> Selected excerpt:
Simple, affordable fixes like rugs, thick curtains and soft furnishings can dramatically reduce echo and improve sound clarity throughout the home.
“If you hear a bright, ringing sound that hangs in the air for a moment after the clap, you’ve got too much echo,” he explained. “If the sound is short and dull, your acoustics are already in reasonable shape. It takes about two seconds and tells you everything you need to know.”
The simple fixes for room echo
Here are four easy ways to reduce echoes in a room –
- Lay Down a Rug: Hard floors are a major contributor to echo in the home. A rug, particularly a thick one, absorbs sound reflections from below, reducing harshness and adding a noticeable warmth to the overall sound. Even a mid-sized rug in the center of the room can make an immediate difference. “You don’t need to cover every inch of floor,” said Grifo. “A good rug in the right spot will do more for your room’s acoustics than most people would expect.”
- Hang Thick Curtains: Bare windows behave much like mirrors for sound, reflecting audio straight back into the room. Heavy, lined curtains absorb a significant amount of that reflection. “The thicker the fabric, the better the result,” noted Grifo. “Keeping curtains closed during films or calls will give you the most benefit.”

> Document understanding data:

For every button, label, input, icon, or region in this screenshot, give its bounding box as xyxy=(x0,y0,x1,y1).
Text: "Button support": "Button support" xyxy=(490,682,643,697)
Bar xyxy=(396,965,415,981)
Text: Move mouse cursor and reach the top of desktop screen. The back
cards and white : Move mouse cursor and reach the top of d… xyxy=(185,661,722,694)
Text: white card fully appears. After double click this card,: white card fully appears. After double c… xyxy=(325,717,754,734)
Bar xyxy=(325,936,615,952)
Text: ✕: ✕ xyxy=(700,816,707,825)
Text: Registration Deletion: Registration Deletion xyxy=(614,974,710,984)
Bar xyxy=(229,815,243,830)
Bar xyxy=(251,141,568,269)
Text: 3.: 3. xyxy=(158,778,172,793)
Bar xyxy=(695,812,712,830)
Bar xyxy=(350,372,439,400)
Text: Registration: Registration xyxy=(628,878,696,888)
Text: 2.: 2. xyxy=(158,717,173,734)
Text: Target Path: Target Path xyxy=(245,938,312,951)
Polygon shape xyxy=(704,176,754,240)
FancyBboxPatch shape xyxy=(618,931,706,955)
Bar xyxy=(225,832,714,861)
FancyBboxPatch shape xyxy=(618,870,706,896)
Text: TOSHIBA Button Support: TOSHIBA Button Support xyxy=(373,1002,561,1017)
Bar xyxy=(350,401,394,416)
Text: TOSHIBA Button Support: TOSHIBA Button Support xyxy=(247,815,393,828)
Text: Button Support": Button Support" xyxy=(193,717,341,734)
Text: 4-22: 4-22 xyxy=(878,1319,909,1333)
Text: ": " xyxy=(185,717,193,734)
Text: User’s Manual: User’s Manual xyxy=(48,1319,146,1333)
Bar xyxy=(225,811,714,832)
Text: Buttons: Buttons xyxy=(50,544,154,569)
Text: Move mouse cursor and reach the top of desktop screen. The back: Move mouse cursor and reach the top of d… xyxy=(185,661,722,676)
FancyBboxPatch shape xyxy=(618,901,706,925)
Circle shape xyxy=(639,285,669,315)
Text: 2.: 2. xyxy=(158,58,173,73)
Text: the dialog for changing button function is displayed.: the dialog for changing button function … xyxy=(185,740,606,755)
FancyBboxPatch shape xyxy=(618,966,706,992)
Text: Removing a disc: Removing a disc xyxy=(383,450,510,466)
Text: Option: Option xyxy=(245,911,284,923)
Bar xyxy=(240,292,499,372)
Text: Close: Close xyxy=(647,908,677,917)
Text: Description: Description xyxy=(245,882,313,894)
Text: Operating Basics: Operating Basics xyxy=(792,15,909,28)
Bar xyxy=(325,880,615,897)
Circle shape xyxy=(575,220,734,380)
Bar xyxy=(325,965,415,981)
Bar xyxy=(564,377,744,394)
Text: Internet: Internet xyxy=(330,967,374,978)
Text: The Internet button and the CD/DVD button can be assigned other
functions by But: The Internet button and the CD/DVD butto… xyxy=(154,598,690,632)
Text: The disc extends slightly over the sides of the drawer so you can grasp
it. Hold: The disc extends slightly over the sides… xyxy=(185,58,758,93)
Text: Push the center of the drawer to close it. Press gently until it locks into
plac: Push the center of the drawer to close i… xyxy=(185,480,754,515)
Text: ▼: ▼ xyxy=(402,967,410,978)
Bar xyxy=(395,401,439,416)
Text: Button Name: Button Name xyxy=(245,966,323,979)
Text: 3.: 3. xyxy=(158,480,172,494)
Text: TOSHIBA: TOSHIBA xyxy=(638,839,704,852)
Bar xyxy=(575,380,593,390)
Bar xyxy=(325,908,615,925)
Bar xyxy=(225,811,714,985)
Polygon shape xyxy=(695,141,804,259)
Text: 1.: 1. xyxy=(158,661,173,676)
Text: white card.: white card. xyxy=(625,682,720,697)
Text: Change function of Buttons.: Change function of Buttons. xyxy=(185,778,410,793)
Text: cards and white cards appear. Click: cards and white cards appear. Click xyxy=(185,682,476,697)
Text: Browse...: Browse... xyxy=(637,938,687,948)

> Questions:
[a] Summarize the text on reducing room echo in two sentences.
[b] Write a continuation of the text on reducing room echo, picking up after its final sentence.
The lines have no connection to the text.

> Answers to the exercise:
[a] Simple, affordable fixes such as rugs, thick curtains and soft furnishings can dramatically reduce echo and improve sound clarity at home, and a clap that leaves a bright, ringing sound hanging in the air signals too much echo. A rug, even a mid-sized one in the center of the room, absorbs reflections from hard floors, while heavy, lined curtains absorb the sound that bare windows would reflect straight back into the room.

[b]
- Bring in Soft Furniture: Sofas, fabric chairs, cushions and upholstered pieces all help to break up sound as it moves through the room. Even modest additions, like an extra cushion here, a fabric footstool there, reduce the number of hard surfaces for sound to bounce between. “Soft furnishings are doing acoustic work even when you don’t realize it,” Grifo noted. “A well-furnished room almost always sounds better than a sparse one, purely because there’s more material absorbing the sound.” A 2026 study in Building and Environment found, “Soft furnishings such as carpets, curtains and upholstered furniture significantly increase sound absorption, reducing reverberation time and improving overall acoustic comfort.” This directly backs solutions like rugs, curtains and sofas and confirms that these are effective, low-cost acoustic fixes that improve sound clarity and reduce echo.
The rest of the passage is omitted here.